* TEXT UNDER STUDY
********

Successful treatment with gilteritinib for isolated extramedullary relapse of acute myeloid leukemia with FLT3-ITD mutation after allogeneic stem cell transplantation.

Acute myeloid leukemia (AML) harboring Fms-like tyrosine kinase 3 (FLT3) internal tandem duplication (ITD) mutation is associated with shorter remission and higher relapse risk. Several FLT3 inhibitors have been used in clinical trials, but their efficacy in extramedullary disease remains unclear. In the present case, a 56-year-old man was diagnosed with FLT3-ITD mutated AML. Due to bone marrow relapse during consolidation therapy, he underwent salvage therapy and a myeloablative conditioning regimen, followed by peripheral blood stem cell transplantation (PBSCT) from a HLA-matched related donor. Acute graft-versus-host disease (GVHD) did not develop, and complete donor chimerism was confirmed on days 27 and 96 after PBSCT. On day 180, he experienced extensive chronic GVHD and had several subcutaneous tumors in his body, which were diagnosed as myeloid sarcoma by pathological examination. We considered this to be a case of isolated extramedullary relapse, as his bone marrow had maintained complete donor chimerism. Treatment with etoposide and ranimustine produced no effect, and tumor progression continued. We started administration of gilteritinib, a FLT3/AXL inhibitor, after identifying the FLT3-ITD mutation in the tumor. Subsequently, there has been a remarkable regression of the tumors. Gilteritinib can be effective in isolated extramedullary relapse after allogeneic stem cell transplantation.

********

* THE DATA

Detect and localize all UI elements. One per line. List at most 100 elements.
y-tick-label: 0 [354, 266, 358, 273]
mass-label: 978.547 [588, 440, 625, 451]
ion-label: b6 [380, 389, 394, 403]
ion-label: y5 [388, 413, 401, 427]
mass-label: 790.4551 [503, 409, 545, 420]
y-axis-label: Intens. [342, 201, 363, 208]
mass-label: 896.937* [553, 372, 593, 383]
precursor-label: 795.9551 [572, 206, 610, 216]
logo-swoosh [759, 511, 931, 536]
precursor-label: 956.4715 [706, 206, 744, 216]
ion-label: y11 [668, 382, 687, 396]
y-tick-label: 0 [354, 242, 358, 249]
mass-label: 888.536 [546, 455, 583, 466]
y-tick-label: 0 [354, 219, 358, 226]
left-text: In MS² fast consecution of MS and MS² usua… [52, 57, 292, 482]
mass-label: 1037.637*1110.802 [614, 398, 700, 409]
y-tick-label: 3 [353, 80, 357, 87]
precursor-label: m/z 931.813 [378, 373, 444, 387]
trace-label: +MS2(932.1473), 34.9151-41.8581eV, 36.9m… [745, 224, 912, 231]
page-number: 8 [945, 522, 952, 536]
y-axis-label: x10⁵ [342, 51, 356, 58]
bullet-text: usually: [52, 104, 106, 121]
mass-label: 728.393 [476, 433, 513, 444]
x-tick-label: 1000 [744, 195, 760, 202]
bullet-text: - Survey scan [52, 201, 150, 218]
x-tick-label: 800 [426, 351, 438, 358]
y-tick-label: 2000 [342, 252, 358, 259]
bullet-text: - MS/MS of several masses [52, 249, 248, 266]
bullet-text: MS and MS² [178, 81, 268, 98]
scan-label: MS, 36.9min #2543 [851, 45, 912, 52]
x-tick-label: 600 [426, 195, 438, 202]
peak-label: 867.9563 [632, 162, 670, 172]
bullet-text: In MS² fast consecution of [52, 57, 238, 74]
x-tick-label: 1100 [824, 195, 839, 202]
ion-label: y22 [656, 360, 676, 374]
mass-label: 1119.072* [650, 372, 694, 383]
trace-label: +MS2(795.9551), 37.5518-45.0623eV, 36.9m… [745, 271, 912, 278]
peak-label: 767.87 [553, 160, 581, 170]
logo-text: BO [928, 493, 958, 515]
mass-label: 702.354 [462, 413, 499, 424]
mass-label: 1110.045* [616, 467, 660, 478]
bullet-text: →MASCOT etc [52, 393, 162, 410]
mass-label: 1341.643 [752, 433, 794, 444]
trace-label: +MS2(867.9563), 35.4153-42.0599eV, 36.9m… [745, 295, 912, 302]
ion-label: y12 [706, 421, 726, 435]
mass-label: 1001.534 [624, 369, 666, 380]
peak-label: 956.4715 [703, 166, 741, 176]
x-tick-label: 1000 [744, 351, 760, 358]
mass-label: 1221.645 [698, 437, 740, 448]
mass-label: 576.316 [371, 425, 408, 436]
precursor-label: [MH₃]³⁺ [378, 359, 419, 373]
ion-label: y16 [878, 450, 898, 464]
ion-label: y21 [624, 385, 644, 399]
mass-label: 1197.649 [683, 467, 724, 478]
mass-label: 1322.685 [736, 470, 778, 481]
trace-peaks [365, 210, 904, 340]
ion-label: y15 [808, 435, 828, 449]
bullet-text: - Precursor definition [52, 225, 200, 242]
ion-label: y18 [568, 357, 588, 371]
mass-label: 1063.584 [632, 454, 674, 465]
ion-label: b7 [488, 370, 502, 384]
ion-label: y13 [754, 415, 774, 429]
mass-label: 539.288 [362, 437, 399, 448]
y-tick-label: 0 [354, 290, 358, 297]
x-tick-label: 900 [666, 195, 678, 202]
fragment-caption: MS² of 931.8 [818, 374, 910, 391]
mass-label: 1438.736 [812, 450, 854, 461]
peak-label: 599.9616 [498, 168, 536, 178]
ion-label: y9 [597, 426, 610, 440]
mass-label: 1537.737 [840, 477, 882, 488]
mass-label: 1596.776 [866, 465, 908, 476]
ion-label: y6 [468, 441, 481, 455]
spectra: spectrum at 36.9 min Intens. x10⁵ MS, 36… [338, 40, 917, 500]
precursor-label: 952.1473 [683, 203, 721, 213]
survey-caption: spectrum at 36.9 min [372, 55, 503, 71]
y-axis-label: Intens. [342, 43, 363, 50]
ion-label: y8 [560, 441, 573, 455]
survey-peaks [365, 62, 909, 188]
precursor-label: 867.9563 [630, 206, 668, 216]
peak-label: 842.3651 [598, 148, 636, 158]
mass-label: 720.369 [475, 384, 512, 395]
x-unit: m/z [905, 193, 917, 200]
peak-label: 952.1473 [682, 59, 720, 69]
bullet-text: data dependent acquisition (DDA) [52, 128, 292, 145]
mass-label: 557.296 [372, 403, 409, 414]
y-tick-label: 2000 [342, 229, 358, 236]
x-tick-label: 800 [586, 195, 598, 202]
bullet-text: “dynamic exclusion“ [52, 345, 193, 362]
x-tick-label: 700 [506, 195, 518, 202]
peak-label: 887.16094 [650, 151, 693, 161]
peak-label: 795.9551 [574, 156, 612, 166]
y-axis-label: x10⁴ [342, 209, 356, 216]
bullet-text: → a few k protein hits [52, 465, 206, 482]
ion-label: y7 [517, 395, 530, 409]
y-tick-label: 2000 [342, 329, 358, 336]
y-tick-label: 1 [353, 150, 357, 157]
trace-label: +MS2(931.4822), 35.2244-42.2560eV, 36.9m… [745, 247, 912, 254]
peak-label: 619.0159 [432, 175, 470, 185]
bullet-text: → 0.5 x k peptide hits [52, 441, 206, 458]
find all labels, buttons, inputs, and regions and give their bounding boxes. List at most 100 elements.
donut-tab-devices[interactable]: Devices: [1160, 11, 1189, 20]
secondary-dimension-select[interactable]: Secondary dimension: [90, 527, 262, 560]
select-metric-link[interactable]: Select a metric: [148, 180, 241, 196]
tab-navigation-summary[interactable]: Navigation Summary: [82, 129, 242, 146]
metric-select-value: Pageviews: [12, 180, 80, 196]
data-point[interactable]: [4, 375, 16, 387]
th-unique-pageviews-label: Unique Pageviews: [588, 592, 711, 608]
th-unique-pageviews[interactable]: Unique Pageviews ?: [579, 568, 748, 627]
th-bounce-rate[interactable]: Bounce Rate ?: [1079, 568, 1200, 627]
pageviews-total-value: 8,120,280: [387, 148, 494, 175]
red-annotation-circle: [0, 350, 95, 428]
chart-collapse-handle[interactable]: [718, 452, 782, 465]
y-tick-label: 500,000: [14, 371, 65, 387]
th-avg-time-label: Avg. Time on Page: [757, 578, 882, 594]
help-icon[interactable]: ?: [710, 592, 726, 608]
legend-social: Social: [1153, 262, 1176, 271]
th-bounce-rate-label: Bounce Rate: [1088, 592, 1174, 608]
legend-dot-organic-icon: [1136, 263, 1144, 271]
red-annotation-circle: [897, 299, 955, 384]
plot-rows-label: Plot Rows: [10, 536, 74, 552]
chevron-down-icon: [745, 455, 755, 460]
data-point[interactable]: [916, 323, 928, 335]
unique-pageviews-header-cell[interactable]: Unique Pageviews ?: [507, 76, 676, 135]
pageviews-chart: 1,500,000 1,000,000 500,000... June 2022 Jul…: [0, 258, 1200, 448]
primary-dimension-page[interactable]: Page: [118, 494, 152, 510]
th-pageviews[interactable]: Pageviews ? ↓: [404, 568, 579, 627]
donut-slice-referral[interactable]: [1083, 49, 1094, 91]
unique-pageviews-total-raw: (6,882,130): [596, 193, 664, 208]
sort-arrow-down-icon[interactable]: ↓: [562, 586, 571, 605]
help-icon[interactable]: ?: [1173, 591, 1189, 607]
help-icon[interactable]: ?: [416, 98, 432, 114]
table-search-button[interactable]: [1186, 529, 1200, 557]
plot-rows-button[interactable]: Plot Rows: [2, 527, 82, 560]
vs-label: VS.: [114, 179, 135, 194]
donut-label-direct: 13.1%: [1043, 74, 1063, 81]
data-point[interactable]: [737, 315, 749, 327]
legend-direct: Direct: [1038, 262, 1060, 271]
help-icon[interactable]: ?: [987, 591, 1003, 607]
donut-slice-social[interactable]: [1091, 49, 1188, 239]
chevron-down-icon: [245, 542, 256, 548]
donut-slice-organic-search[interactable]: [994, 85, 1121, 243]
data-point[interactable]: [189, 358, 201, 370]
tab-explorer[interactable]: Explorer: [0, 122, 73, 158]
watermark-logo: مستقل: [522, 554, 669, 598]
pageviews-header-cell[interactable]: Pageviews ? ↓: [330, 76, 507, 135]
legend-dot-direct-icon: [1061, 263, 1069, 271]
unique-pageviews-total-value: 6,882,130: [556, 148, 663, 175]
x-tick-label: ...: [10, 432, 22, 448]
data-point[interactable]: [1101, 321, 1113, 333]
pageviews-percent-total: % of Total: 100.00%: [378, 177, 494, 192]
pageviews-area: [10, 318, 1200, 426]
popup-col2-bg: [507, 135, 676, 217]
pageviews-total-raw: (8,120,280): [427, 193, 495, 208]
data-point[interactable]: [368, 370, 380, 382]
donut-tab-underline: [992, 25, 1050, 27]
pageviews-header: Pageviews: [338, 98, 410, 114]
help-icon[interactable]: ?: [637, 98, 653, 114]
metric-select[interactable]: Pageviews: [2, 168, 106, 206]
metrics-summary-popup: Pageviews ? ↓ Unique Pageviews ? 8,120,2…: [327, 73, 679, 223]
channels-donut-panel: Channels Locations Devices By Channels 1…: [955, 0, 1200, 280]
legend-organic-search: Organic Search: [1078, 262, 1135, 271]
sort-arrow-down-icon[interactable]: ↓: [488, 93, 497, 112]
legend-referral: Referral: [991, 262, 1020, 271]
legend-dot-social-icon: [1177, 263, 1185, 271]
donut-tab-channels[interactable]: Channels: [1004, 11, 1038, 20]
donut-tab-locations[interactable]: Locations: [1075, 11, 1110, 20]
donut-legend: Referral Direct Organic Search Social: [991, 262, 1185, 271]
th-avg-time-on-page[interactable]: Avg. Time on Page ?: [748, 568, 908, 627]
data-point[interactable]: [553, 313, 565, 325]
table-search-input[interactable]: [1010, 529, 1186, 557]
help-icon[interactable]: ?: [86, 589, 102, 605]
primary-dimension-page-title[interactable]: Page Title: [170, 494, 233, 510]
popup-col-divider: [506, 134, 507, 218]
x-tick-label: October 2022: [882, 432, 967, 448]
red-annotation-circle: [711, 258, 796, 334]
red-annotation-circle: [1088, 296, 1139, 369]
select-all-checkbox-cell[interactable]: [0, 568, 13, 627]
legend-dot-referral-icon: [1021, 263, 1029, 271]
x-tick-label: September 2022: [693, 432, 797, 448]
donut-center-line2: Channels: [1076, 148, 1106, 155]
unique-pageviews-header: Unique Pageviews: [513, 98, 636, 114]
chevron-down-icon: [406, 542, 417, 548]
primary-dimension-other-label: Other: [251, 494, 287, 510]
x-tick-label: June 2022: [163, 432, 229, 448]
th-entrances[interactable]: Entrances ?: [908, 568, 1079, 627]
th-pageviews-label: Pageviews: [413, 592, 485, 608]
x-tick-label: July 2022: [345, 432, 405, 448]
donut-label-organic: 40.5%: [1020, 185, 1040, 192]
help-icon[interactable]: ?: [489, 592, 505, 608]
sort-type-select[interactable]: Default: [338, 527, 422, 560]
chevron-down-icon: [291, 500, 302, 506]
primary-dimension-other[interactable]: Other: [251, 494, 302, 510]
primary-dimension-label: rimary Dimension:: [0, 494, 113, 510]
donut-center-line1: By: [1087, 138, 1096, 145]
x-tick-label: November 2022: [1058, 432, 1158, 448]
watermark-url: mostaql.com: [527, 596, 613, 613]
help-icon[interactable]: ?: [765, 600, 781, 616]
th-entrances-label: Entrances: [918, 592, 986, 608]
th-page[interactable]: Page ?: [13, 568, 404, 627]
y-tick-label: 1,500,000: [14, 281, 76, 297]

********

* WORK TO COMPLETE
Reproduce the passage of the gilteritinib case report above, starting at "Successful treatment with" and ending at "mutation after allogeneic stem cell transplantation.".

* COMPLETED TASK
Successful treatment with gilteritinib for isolated extramedullary relapse of acute myeloid leukemia with FLT3-ITD mutation after allogeneic stem cell transplantation.